## begin

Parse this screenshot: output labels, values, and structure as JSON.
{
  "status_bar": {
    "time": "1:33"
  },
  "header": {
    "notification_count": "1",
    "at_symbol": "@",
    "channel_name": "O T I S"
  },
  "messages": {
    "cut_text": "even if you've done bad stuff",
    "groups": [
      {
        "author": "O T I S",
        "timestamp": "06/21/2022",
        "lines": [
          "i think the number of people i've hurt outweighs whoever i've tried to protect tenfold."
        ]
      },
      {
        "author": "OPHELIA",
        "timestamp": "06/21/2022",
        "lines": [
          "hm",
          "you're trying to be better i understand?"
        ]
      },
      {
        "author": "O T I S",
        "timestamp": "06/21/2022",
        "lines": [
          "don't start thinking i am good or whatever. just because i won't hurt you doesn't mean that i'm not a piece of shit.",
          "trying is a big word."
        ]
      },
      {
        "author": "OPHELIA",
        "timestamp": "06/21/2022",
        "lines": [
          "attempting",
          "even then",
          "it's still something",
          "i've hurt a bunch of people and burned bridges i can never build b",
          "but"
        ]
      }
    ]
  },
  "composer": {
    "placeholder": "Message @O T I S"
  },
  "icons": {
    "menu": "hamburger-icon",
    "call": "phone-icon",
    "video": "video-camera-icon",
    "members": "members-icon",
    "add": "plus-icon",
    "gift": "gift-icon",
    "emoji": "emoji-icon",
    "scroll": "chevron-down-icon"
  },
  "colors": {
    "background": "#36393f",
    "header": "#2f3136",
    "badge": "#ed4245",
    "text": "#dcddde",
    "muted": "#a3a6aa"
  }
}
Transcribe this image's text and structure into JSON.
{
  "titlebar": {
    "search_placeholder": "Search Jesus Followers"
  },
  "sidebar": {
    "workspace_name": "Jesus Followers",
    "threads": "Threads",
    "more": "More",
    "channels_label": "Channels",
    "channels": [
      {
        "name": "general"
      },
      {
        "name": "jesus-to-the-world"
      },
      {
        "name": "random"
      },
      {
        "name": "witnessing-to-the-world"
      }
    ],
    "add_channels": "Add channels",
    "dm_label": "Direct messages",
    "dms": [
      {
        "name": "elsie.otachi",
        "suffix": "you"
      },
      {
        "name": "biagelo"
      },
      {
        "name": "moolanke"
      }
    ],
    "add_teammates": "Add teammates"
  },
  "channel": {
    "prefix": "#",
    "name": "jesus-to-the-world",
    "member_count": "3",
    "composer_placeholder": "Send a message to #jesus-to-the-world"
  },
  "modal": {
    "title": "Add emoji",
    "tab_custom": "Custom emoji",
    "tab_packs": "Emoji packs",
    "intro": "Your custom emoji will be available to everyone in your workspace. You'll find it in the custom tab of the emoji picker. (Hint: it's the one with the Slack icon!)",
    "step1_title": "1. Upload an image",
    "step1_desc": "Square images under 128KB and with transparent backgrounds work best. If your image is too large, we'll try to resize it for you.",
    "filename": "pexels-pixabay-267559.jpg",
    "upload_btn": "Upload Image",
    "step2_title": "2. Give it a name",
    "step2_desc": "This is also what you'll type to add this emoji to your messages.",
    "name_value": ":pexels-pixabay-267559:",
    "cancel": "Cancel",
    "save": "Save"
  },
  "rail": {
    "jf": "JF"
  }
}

## end

All of the entries must be quoted exactly; please include each one.

Parse this screenshot: output labels, values, and structure as JSON.
{
  "status_bar": {
    "time": "1:33"
  },
  "header": {
    "notification_count": "1",
    "at_symbol": "@",
    "channel_name": "O T I S"
  },
  "messages": {
    "cut_text": "even if you've done bad stuff",
    "groups": [
      {
        "author": "O T I S",
        "timestamp": "06/21/2022",
        "lines": [
          "i think the number of people i've hurt outweighs whoever i've tried to protect tenfold."
        ]
      },
      {
        "author": "OPHELIA",
        "timestamp": "06/21/2022",
        "lines": [
          "hm",
          "you're trying to be better i understand?"
        ]
      },
      {
        "author": "O T I S",
        "timestamp": "06/21/2022",
        "lines": [
          "don't start thinking i am good or whatever. just because i won't hurt you doesn't mean that i'm not a piece of shit.",
          "trying is a big word."
        ]
      },
      {
        "author": "OPHELIA",
        "timestamp": "06/21/2022",
        "lines": [
          "attempting",
          "even then",
          "it's still something",
          "i've hurt a bunch of people and burned bridges i can never build b",
          "but"
        ]
      }
    ]
  },
  "composer": {
    "placeholder": "Message @O T I S"
  },
  "icons": {
    "menu": "hamburger-icon",
    "call": "phone-icon",
    "video": "video-camera-icon",
    "members": "members-icon",
    "add": "plus-icon",
    "gift": "gift-icon",
    "emoji": "emoji-icon",
    "scroll": "chevron-down-icon"
  },
  "colors": {
    "background": "#36393f",
    "header": "#2f3136",
    "badge": "#ed4245",
    "text": "#dcddde",
    "muted": "#a3a6aa"
  }
}
Transcribe this image's text and structure into JSON.
{
  "titlebar": {
    "search_placeholder": "Search Jesus Followers"
  },
  "sidebar": {
    "workspace_name": "Jesus Followers",
    "threads": "Threads",
    "more": "More",
    "channels_label": "Channels",
    "channels": [
      {
        "name": "general"
      },
      {
        "name": "jesus-to-the-world"
      },
      {
        "name": "random"
      },
      {
        "name": "witnessing-to-the-world"
      }
    ],
    "add_channels": "Add channels",
    "dm_label": "Direct messages",
    "dms": [
      {
        "name": "elsie.otachi",
        "suffix": "you"
      },
      {
        "name": "biagelo"
      },
      {
        "name": "moolanke"
      }
    ],
    "add_teammates": "Add teammates"
  },
  "channel": {
    "prefix": "#",
    "name": "jesus-to-the-world",
    "member_count": "3",
    "composer_placeholder": "Send a message to #jesus-to-the-world"
  },
  "modal": {
    "title": "Add emoji",
    "tab_custom": "Custom emoji",
    "tab_packs": "Emoji packs",
    "intro": "Your custom emoji will be available to everyone in your workspace. You'll find it in the custom tab of the emoji picker. (Hint: it's the one with the Slack icon!)",
    "step1_title": "1. Upload an image",
    "step1_desc": "Square images under 128KB and with transparent backgrounds work best. If your image is too large, we'll try to resize it for you.",
    "filename": "pexels-pixabay-267559.jpg",
    "upload_btn": "Upload Image",
    "step2_title": "2. Give it a name",
    "step2_desc": "This is also what you'll type to add this emoji to your messages.",
    "name_value": ":pexels-pixabay-267559:",
    "cancel": "Cancel",
    "save": "Save"
  },
  "rail": {
    "jf": "JF"
  }
}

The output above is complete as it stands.